WORK TO DO - Gather every line below where "则异面直线" appears.

(Saved entries)
____________________

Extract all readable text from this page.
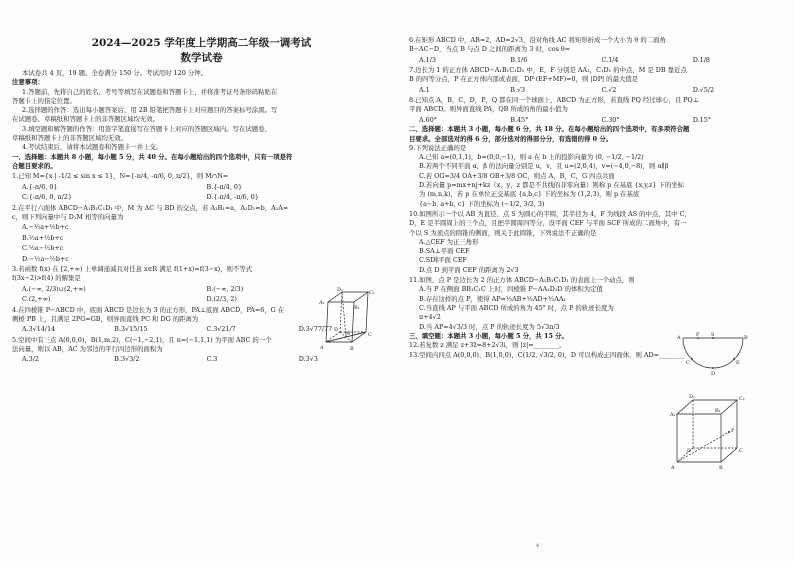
2024—2025 学年度上学期高二年级一调考试
数学试卷
本试卷共 4 页，19 题。全卷满分 150 分。考试用时 120 分钟。
注意事项：
1.答题前，先将自己的姓名、考号等填写在试题卷和答题卡上，并将准考证号条形码粘贴在
答题卡上的指定位置。
2.选择题的作答：选出每小题答案后，用 2B 铅笔把答题卡上对应题目的答案标号涂黑。写
在试题卷、草稿纸和答题卡上的非答题区域均无效。
3.填空题和解答题的作答：用签字笔直接写在答题卡上对应的答题区域内。写在试题卷、
草稿纸和答题卡上的非答题区域均无效。
4.考试结束后，请将本试题卷和答题卡一并上交。
一、选择题：本题共 8 小题，每小题 5 分，共 40 分。在每小题给出的四个选项中，只有一项是符
合题目要求的。
1.已知 M={x | -1/2 ≤ sin x ≤ 1}，N={-π/4, -π/6, 0, π/2}，则 M∩N=
A.{-π/6, 0}	B.{-π/4, 0}
C.{-π/6, 0, π/2}	D.{-π/4, -π/6, 0}
2.在平行六面体 ABCD−A₁B₁C₁D₁ 中，M 为 AC 与 BD 的交点，若 A₁B₁=a，A₁D₁=b，A₁A=
c，则下列向量中与 D₁M 相等的向量为
A.−½a+½b+c
B.½a+½b+c
C.½a−½b+c
D.−½a−½b+c
3.若函数 f(x) 在 [2,+∞) 上单调递减且对任意 x∈R 满足 f(1+x)=f(3−x)，则不等式
f(3x−2)>f(4) 的解集是
A.(−∞, 2/3)∪(2,+∞)	B.(−∞, 2/3)
C.(2,+∞)	D.(2/3, 2)
4.在四棱锥 P−ABCD 中，底面 ABCD 是边长为 3 的正方形，PA⊥底面 ABCD，PA=6，G 在
侧棱 PB 上，且满足 2PG=GB，则异面直线 PC 和 DG 的距离为
A.3√14/14	B.3√15/15	C.3√21/7	D.3√77/77
5.空间中有三点 A(0,0,0)，B(1,m,2)，C(−1,−2,1)，且 n=(−1,1,1) 为平面 ABC 的一个
法向量，则以 AB，AC 为邻边的平行四边形的面积为
A.3/2	B.3√3/2	C.3	D.3√3
A₁
B₁
C₁
D₁
A	B
C
D
M
6.在矩形 ABCD 中，AB=2，AD=2√3，沿对角线 AC 将矩形折成一个大小为 θ 的二面角
B−AC−D，当点 B 与点 D 之间的距离为 3 时，cos θ=
A.1/3	B.1/6	C.1/4	D.1/8
7.边长为 1 的正方体 ABCD−A₁B₁C₁D₁ 中，E，F 分别是 AA₁，C₁D₁ 的中点，M 是 DB 靠近点
B 的四等分点，P 在正方体内部或表面，DP·(EF+MF)=0，则 |DP| 的最大值是
A.1	B.√3	C.√2	D.√5/2
8.已知点 A，B，C，D，P，Q 都在同一个球面上，ABCD 为正方形，若直线 PQ 经过球心，且 PQ⊥
平面 ABCD。则异面直线 PA，QB 所成的角的最小值为
A.60°	B.45°	C.30°	D.15°
二、选择题：本题共 3 小题，每小题 6 分，共 18 分。在每小题给出的四个选项中，有多项符合题
目要求。全部选对的得 6 分，部分选对的得部分分，有选错的得 0 分。
9.下列说法正确的是
A.已知 a=(0,1,1)，b=(0,0,−1)，则 a 在 b 上的投影向量为 (0, −1/2, −1/2)
B.若两个不同平面 α，β 的法向量分别是 u，v，且 u=(2,0,4)，v=(−4,0,−8)，则 α∥β
C.若 OG=3/4 OA+3/8 OB+3/8 OC，则点 A，B，C，G 四点共面
D.若向量 p=mx+nj+kz（x，y，z 都是不共线的非零向量）则称 p 在基底 {x,y,z} 下的坐标
为 (m,n,k)，若 p 在单位正交基底 {a,b,c} 下的坐标为 (1,2,3)，则 p 在基底
{a−b, a+b, c} 下的坐标为 (−1/2, 3/2, 3)
10.如图所示一个以 AB 为直径、点 S 为圆心的半圆，其半径为 4，F 为线段 AS 的中点，其中 C，
D，E 是半圆周上的三个点，且把半圆周四等分，设平面 CEF 与平面 SCF 所成的二面角中，有一
个以 S 为顶点的圆锥的侧面，则关于此圆锥，下列说法不正确的是
A.△CEF 为正三角形
B.SA⊥平面 CEF
C.SD∥平面 CEF
D.点 D 到平面 CEF 的距离为 2√3
11.如图，点 P 是边长为 2 的正方体 ABCD−A₁B₁C₁D₁ 的表面上一个动点，则
A.当 P 在侧面 BB₁C₁C 上时，四棱锥 P−AA₁D₁D 的体积为定值
B.存在这样的点 P，使得 AP=½AB+½AD+½AA₁
C.当直线 AP 与平面 ABCD 所成的角为 45° 时，点 P 的轨迹长度为
π+4√2
D.当 AP=4√3/3 时，点 P 的轨迹长度为 5√3π/3
三、填空题：本题共 3 小题，每小题 5 分，共 15 分。
12.若复数 z 满足 z+3z̄=8+2√3i，则 |z|=________。
13.空间内四点 A(0,0,0)，B(1,0,0)，C(1/2, √3/2, 0)，D 可以构成正四面体，则 AD=________
A	B
S
F
C
D
E
A₁
B₁
C₁
D₁
A	B
C
D
P
4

____________________

RESULT -
侧棱 PB 上，且满足 2PG=GB，则异面直线 PC 和 DG 的距离为
平面 ABCD。则异面直线 PA，QB 所成的角的最小值为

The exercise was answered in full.